▸ **PROBLEM REQUIREMENTS**
Search the records for "name". Copy every line where it appears.

▸ **INFORMATION SHOWN**
* * * * *

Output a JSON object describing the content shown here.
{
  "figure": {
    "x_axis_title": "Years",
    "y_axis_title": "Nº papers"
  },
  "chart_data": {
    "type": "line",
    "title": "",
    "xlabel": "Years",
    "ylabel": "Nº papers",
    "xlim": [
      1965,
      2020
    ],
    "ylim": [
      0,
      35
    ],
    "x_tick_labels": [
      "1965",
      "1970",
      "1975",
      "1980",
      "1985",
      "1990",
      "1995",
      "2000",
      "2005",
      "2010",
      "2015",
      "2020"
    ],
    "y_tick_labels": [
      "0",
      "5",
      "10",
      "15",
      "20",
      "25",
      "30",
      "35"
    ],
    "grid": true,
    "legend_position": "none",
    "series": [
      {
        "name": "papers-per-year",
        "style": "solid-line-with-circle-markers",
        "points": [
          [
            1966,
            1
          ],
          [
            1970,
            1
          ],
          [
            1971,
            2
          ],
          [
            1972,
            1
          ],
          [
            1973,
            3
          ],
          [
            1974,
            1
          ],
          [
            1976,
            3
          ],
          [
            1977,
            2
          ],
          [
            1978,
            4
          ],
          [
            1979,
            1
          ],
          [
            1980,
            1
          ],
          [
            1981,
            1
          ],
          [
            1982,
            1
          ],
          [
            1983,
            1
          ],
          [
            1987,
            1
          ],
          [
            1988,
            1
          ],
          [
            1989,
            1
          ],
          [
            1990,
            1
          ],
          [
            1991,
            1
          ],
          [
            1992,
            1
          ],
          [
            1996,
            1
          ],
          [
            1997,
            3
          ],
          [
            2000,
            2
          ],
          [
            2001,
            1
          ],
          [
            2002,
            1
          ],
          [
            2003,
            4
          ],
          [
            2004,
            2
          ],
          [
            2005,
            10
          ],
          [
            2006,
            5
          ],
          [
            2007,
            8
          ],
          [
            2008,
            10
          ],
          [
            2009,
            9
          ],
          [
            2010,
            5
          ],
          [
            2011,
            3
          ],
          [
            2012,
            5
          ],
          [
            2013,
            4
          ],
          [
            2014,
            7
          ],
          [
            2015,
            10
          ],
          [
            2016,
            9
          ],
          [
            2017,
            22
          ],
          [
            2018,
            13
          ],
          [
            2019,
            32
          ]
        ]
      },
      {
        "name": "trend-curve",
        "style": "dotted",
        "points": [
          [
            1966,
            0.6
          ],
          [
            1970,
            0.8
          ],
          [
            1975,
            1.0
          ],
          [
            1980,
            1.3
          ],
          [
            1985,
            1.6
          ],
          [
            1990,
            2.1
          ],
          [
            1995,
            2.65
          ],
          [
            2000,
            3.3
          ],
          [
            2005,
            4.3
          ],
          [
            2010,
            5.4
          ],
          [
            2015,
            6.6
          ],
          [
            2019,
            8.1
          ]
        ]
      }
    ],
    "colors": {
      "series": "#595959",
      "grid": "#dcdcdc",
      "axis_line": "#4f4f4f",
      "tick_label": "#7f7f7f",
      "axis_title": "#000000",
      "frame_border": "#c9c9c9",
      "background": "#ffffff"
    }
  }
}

* * * * *

▸ **REPLY TO THE TASK**
        "name": "papers-per-year",
        "name": "trend-curve",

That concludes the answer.